REQUIREMENT —
Filter the entries, keeping every line with the word "HelloWorld".

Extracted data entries
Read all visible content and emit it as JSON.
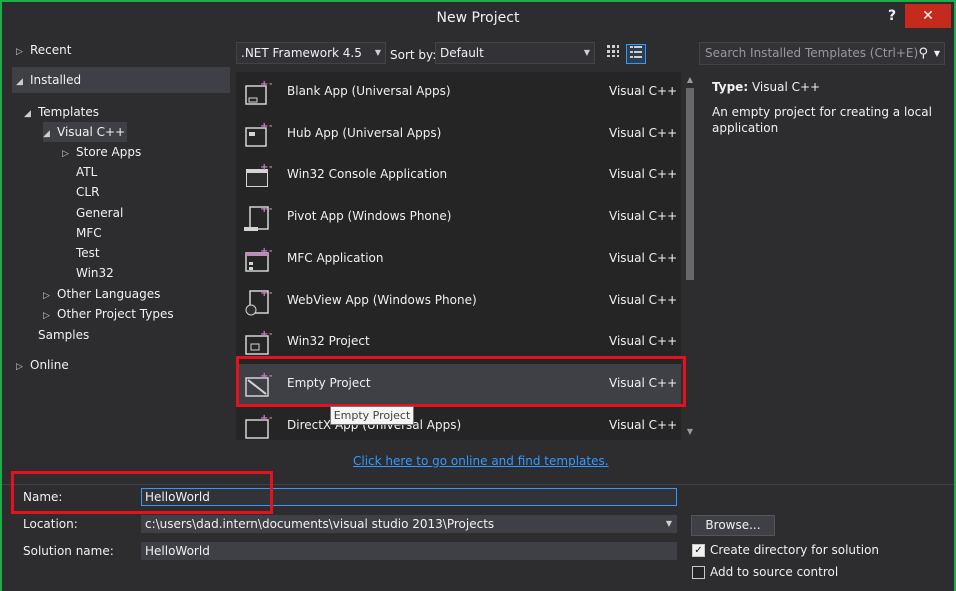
{
  "window": {
    "title": "New Project",
    "help_label": "?",
    "close_label": "✕",
    "border_color": "#1ead48"
  },
  "sidebar": {
    "recent": "Recent",
    "installed": "Installed",
    "templates": "Templates",
    "visual_cpp": "Visual C++",
    "children": [
      "Store Apps",
      "ATL",
      "CLR",
      "General",
      "MFC",
      "Test",
      "Win32"
    ],
    "other_languages": "Other Languages",
    "other_project_types": "Other Project Types",
    "samples": "Samples",
    "online": "Online"
  },
  "toolbar": {
    "framework": ".NET Framework 4.5",
    "sort_label": "Sort by:",
    "sort_value": "Default",
    "search_placeholder": "Search Installed Templates (Ctrl+E)"
  },
  "templates": [
    {
      "name": "Blank App (Universal Apps)",
      "lang": "Visual C++",
      "icon": "blank-app-icon"
    },
    {
      "name": "Hub App (Universal Apps)",
      "lang": "Visual C++",
      "icon": "hub-app-icon"
    },
    {
      "name": "Win32 Console Application",
      "lang": "Visual C++",
      "icon": "console-app-icon"
    },
    {
      "name": "Pivot App (Windows Phone)",
      "lang": "Visual C++",
      "icon": "pivot-app-icon"
    },
    {
      "name": "MFC Application",
      "lang": "Visual C++",
      "icon": "mfc-app-icon"
    },
    {
      "name": "WebView App (Windows Phone)",
      "lang": "Visual C++",
      "icon": "webview-app-icon"
    },
    {
      "name": "Win32 Project",
      "lang": "Visual C++",
      "icon": "win32-project-icon"
    },
    {
      "name": "Empty Project",
      "lang": "Visual C++",
      "icon": "empty-project-icon"
    },
    {
      "name": "DirectX App (Universal Apps)",
      "lang": "Visual C++",
      "icon": "directx-app-icon"
    }
  ],
  "tooltip": "Empty Project",
  "online_link": "Click here to go online and find templates.",
  "info": {
    "type_label": "Type:",
    "type_value": "Visual C++",
    "description": "An empty project for creating a local application"
  },
  "form": {
    "name_label": "Name:",
    "name_value": "HelloWorld",
    "location_label": "Location:",
    "location_value": "c:\\users\\dad.intern\\documents\\visual studio 2013\\Projects",
    "solution_label": "Solution name:",
    "solution_value": "HelloWorld",
    "browse_label": "Browse...",
    "create_dir_label": "Create directory for solution",
    "create_dir_checked": true,
    "source_control_label": "Add to source control",
    "source_control_checked": false
  },
  "colors": {
    "highlight": "#e5111c",
    "link": "#3399ff",
    "background": "#2d2d30"
  }
}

EXERCISE RESULT —
    "name_value": "HelloWorld",
    "solution_value": "HelloWorld",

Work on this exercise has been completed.